▸ **Task goal**
Filter this data down to the lines that hold "каких", and copy them.

▸ **Data excerpts**
....
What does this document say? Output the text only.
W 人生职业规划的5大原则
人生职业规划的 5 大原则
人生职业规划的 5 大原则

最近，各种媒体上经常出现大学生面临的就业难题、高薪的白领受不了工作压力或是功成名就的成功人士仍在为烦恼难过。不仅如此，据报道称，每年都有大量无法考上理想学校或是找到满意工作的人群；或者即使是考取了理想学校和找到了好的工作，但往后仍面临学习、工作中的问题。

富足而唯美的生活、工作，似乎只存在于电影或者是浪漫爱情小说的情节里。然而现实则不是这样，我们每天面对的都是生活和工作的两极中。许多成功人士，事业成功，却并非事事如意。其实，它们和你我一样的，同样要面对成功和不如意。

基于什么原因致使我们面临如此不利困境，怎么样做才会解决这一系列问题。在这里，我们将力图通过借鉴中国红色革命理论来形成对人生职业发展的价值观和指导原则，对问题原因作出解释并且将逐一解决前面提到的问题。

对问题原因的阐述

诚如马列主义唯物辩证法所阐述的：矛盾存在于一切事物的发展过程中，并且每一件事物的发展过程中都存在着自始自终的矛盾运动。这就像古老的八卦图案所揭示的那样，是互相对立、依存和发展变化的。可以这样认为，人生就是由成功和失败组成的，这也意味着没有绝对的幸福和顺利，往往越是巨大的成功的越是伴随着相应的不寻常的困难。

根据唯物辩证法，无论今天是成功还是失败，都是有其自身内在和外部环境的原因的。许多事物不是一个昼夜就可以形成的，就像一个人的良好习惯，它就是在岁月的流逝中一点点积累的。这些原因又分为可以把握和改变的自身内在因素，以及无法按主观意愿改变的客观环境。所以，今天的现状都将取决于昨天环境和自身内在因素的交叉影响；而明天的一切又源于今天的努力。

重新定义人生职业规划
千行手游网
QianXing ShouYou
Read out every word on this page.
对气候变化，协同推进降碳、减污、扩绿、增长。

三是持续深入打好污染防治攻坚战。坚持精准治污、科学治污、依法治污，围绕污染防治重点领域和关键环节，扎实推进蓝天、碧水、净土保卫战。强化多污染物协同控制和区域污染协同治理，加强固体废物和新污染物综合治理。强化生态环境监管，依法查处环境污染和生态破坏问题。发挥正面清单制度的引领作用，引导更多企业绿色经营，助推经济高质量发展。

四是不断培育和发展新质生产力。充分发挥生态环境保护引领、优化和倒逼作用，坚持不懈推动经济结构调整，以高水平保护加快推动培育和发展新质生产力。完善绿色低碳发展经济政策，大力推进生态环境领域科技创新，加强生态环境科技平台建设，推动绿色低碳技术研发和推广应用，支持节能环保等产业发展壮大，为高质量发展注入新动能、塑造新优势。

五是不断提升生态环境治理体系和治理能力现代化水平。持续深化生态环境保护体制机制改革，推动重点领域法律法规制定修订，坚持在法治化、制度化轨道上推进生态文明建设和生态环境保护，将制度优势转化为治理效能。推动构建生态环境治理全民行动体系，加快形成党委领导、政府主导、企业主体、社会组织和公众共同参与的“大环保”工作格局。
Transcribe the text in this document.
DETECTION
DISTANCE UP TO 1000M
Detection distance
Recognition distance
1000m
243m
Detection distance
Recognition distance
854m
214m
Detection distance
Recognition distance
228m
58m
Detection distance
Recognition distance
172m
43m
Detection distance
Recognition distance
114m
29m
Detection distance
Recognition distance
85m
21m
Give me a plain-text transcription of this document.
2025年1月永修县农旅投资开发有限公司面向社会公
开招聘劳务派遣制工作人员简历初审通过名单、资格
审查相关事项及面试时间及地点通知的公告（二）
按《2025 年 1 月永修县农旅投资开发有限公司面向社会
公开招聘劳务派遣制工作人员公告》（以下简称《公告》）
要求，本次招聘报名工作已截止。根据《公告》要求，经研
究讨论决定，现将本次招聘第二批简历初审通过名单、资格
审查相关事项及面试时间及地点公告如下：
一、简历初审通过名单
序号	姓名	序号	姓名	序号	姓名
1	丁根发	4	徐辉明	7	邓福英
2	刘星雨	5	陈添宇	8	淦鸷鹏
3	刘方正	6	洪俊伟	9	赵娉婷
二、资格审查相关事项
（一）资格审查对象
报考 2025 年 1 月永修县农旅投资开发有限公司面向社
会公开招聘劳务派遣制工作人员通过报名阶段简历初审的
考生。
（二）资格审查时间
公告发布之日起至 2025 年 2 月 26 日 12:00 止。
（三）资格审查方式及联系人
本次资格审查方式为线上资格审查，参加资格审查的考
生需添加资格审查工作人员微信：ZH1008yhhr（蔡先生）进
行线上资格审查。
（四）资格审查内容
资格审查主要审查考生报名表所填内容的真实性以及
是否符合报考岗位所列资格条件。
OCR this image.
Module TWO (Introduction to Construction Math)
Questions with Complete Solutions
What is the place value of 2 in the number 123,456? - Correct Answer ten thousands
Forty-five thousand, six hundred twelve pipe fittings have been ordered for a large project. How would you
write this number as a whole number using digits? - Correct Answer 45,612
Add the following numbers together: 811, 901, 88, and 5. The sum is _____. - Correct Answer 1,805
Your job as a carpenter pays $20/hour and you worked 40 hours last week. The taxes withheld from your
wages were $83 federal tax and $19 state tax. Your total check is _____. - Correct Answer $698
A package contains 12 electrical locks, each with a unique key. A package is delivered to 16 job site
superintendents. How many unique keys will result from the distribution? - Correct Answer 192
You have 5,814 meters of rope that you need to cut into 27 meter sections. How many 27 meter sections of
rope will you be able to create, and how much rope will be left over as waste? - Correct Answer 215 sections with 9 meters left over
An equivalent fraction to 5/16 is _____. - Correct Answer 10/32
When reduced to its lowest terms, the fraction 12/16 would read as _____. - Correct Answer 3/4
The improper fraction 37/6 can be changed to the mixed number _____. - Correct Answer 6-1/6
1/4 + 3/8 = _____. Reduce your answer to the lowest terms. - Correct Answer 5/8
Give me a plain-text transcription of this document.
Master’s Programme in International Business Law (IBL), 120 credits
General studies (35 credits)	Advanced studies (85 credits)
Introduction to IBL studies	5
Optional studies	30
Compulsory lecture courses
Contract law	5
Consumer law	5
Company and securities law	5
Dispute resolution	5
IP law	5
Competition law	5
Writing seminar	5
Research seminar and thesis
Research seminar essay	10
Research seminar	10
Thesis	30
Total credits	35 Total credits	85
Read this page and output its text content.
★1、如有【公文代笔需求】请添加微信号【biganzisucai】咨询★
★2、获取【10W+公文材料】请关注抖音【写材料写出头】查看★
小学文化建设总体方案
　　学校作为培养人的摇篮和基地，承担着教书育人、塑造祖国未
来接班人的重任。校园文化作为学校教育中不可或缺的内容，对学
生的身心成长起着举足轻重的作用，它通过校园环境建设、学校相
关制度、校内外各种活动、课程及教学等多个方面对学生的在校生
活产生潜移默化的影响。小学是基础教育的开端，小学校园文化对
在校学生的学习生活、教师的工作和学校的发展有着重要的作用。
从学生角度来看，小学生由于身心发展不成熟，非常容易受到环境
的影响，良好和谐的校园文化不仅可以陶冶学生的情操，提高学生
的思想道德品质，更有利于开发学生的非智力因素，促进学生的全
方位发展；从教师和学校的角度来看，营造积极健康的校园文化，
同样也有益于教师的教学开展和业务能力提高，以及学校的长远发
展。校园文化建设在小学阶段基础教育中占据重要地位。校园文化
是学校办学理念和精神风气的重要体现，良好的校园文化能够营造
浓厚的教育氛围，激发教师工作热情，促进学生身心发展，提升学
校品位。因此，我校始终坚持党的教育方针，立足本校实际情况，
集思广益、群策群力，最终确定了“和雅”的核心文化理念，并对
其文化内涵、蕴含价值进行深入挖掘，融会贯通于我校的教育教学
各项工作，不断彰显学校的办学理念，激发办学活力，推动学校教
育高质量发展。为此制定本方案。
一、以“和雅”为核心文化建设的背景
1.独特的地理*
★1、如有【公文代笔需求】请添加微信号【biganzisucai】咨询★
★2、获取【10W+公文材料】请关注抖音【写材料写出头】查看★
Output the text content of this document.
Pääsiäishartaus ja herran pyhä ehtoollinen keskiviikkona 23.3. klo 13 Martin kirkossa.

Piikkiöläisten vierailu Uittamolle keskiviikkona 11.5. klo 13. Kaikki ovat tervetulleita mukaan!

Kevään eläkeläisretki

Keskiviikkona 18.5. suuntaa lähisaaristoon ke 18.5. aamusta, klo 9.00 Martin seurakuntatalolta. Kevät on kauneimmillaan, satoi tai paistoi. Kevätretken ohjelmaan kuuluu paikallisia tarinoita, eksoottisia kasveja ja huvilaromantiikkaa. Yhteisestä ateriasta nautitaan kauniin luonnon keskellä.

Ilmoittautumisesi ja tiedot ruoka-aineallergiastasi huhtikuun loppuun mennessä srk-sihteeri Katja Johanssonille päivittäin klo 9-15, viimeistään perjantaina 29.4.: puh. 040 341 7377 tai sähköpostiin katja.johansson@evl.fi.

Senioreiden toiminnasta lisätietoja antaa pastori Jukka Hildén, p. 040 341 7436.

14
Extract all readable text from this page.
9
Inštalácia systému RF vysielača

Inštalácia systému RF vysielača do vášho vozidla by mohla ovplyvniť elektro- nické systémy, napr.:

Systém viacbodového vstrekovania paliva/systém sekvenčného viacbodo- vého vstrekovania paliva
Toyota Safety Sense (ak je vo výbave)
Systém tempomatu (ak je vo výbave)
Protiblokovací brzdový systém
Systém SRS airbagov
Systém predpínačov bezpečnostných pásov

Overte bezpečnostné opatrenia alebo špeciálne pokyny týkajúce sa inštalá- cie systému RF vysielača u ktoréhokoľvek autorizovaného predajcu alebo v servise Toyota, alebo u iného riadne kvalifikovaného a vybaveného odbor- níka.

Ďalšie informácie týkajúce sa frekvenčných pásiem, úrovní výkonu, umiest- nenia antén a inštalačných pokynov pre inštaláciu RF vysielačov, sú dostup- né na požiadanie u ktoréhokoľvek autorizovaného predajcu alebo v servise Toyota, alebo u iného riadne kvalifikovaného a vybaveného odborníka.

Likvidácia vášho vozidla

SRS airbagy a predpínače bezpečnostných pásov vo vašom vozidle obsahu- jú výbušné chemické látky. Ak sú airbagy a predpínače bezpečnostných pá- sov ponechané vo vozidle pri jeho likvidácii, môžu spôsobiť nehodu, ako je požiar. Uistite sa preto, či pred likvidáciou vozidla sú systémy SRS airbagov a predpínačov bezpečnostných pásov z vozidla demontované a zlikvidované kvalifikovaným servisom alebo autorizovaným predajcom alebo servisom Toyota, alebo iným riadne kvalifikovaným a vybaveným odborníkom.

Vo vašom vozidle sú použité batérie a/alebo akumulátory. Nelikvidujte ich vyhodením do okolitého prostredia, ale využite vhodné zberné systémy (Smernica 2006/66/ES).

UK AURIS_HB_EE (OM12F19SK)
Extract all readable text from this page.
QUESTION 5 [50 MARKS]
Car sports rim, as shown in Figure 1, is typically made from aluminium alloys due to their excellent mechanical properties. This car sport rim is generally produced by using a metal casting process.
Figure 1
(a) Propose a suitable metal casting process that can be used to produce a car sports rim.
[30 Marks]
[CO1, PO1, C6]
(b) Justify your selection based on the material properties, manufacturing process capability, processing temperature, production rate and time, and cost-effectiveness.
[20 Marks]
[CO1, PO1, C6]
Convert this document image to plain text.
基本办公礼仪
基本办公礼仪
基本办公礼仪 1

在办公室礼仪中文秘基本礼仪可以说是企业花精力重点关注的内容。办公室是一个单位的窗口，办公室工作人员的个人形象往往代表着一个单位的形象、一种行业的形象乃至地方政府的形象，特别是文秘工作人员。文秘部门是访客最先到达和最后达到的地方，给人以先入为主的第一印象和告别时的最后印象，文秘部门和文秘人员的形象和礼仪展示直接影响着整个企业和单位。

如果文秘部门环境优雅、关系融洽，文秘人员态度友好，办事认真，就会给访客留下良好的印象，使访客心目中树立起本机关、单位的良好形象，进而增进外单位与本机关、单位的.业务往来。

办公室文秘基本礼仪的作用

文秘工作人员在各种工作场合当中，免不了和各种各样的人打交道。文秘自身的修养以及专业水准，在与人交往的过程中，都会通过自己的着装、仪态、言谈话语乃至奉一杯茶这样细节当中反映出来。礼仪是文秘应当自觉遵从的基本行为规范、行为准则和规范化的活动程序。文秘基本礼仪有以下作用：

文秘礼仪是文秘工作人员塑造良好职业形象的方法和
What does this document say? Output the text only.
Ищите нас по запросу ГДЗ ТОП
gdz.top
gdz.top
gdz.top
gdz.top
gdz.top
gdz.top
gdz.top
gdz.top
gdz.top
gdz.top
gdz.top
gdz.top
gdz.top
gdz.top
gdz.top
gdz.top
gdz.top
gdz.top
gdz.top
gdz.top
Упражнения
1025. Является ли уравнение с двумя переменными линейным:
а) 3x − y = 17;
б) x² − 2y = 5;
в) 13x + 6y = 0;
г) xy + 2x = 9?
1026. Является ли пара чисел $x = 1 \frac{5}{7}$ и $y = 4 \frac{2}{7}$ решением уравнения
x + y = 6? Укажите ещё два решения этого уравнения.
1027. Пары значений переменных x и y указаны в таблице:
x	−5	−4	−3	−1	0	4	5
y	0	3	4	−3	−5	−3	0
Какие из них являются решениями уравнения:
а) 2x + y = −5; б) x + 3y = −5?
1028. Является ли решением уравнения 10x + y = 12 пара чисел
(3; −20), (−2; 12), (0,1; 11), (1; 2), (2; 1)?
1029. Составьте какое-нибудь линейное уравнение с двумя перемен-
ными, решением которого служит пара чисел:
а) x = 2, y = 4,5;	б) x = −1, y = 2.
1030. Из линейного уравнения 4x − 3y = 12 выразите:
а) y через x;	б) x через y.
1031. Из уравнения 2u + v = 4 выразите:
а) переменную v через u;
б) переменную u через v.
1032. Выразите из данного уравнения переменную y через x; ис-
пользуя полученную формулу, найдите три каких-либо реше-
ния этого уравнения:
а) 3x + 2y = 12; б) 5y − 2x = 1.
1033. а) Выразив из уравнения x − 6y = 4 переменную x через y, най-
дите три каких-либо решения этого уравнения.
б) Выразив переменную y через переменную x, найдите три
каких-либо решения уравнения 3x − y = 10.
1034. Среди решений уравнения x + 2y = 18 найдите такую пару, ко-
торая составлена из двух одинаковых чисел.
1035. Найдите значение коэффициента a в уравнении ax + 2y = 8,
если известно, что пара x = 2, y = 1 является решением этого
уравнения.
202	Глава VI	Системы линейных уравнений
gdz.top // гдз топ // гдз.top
....
▸ **Solution to this task**
пользуя полученную формулу, найдите три каких-либо реше-
дите три каких-либо решения этого уравнения.
каких-либо решения уравнения 3x − y = 10.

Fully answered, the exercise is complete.